> Stated problem: Every entry must be duplicated precisely as written.

> Dataset records:

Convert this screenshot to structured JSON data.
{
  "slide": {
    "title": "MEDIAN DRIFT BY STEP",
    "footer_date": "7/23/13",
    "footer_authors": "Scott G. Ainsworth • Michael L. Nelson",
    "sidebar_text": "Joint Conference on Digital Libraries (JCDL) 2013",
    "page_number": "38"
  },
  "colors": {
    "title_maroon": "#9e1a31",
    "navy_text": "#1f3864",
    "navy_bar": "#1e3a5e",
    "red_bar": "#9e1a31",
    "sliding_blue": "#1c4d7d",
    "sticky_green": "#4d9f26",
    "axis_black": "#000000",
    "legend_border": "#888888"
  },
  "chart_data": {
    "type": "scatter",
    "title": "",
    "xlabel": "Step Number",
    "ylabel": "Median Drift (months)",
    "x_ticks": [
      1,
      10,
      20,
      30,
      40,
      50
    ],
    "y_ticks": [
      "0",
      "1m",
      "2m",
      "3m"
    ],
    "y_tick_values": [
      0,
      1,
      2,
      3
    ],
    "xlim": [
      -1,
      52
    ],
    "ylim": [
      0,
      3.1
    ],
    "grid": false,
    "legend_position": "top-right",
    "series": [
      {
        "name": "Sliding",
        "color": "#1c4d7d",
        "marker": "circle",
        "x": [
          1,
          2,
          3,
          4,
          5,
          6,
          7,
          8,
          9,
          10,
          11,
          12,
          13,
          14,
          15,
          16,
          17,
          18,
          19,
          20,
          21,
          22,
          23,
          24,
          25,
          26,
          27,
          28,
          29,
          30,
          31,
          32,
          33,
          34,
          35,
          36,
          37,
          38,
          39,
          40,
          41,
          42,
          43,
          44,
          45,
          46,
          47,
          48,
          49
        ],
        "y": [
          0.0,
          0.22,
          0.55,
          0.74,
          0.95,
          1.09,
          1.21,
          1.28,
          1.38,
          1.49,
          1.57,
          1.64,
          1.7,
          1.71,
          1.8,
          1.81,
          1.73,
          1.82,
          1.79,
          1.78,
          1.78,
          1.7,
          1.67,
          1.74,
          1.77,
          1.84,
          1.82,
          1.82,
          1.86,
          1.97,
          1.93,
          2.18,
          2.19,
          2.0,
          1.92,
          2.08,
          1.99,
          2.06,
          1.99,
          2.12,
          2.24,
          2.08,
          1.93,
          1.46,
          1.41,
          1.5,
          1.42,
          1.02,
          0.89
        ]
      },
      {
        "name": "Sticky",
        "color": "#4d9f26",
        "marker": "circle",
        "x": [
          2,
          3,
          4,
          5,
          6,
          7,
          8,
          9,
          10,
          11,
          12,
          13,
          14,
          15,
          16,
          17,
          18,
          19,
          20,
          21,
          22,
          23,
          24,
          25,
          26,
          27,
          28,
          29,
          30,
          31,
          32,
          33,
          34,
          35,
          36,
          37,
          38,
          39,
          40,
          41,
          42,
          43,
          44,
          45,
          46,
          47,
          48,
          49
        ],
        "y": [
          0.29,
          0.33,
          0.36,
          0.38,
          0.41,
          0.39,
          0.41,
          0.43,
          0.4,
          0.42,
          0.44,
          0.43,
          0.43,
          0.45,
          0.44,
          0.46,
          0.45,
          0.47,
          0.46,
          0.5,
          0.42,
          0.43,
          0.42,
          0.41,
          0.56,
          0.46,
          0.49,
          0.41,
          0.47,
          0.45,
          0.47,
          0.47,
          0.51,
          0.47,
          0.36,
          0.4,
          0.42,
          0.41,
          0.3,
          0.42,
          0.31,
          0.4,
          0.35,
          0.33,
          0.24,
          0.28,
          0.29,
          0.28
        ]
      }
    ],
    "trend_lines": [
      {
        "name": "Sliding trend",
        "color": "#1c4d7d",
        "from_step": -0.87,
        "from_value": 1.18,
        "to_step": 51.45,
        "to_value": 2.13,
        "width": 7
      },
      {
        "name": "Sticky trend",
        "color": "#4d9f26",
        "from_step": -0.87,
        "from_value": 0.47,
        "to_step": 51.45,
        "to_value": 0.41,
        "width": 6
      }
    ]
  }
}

> Exercise answer:
Convert this screenshot to structured JSON data.
{
  "slide": {
    "title": "MEDIAN DRIFT BY STEP",
    "footer_date": "7/23/13",
    "footer_authors": "Scott G. Ainsworth • Michael L. Nelson",
    "sidebar_text": "Joint Conference on Digital Libraries (JCDL) 2013",
    "page_number": "38"
  },
  "colors": {
    "title_maroon": "#9e1a31",
    "navy_text": "#1f3864",
    "navy_bar": "#1e3a5e",
    "red_bar": "#9e1a31",
    "sliding_blue": "#1c4d7d",
    "sticky_green": "#4d9f26",
    "axis_black": "#000000",
    "legend_border": "#888888"
  },
  "chart_data": {
    "type": "scatter",
    "title": "",
    "xlabel": "Step Number",
    "ylabel": "Median Drift (months)",
    "x_ticks": [
      1,
      10,
      20,
      30,
      40,
      50
    ],
    "y_ticks": [
      "0",
      "1m",
      "2m",
      "3m"
    ],
    "y_tick_values": [
      0,
      1,
      2,
      3
    ],
    "xlim": [
      -1,
      52
    ],
    "ylim": [
      0,
      3.1
    ],
    "grid": false,
    "legend_position": "top-right",
    "series": [
      {
        "name": "Sliding",
        "color": "#1c4d7d",
        "marker": "circle",
        "x": [
          1,
          2,
          3,
          4,
          5,
          6,
          7,
          8,
          9,
          10,
          11,
          12,
          13,
          14,
          15,
          16,
          17,
          18,
          19,
          20,
          21,
          22,
          23,
          24,
          25,
          26,
          27,
          28,
          29,
          30,
          31,
          32,
          33,
          34,
          35,
          36,
          37,
          38,
          39,
          40,
          41,
          42,
          43,
          44,
          45,
          46,
          47,
          48,
          49
        ],
        "y": [
          0.0,
          0.22,
          0.55,
          0.74,
          0.95,
          1.09,
          1.21,
          1.28,
          1.38,
          1.49,
          1.57,
          1.64,
          1.7,
          1.71,
          1.8,
          1.81,
          1.73,
          1.82,
          1.79,
          1.78,
          1.78,
          1.7,
          1.67,
          1.74,
          1.77,
          1.84,
          1.82,
          1.82,
          1.86,
          1.97,
          1.93,
          2.18,
          2.19,
          2.0,
          1.92,
          2.08,
          1.99,
          2.06,
          1.99,
          2.12,
          2.24,
          2.08,
          1.93,
          1.46,
          1.41,
          1.5,
          1.42,
          1.02,
          0.89
        ]
      },
      {
        "name": "Sticky",
        "color": "#4d9f26",
        "marker": "circle",
        "x": [
          2,
          3,
          4,
          5,
          6,
          7,
          8,
          9,
          10,
          11,
          12,
          13,
          14,
          15,
          16,
          17,
          18,
          19,
          20,
          21,
          22,
          23,
          24,
          25,
          26,
          27,
          28,
          29,
          30,
          31,
          32,
          33,
          34,
          35,
          36,
          37,
          38,
          39,
          40,
          41,
          42,
          43,
          44,
          45,
          46,
          47,
          48,
          49
        ],
        "y": [
          0.29,
          0.33,
          0.36,
          0.38,
          0.41,
          0.39,
          0.41,
          0.43,
          0.4,
          0.42,
          0.44,
          0.43,
          0.43,
          0.45,
          0.44,
          0.46,
          0.45,
          0.47,
          0.46,
          0.5,
          0.42,
          0.43,
          0.42,
          0.41,
          0.56,
          0.46,
          0.49,
          0.41,
          0.47,
          0.45,
          0.47,
          0.47,
          0.51,
          0.47,
          0.36,
          0.4,
          0.42,
          0.41,
          0.3,
          0.42,
          0.31,
          0.4,
          0.35,
          0.33,
          0.24,
          0.28,
          0.29,
          0.28
        ]
      }
    ],
    "trend_lines": [
      {
        "name": "Sliding trend",
        "color": "#1c4d7d",
        "from_step": -0.87,
        "from_value": 1.18,
        "to_step": 51.45,
        "to_value": 2.13,
        "width": 7
      },
      {
        "name": "Sticky trend",
        "color": "#4d9f26",
        "from_step": -0.87,
        "from_value": 0.47,
        "to_step": 51.45,
        "to_value": 0.41,
        "width": 6
      }
    ]
  }
}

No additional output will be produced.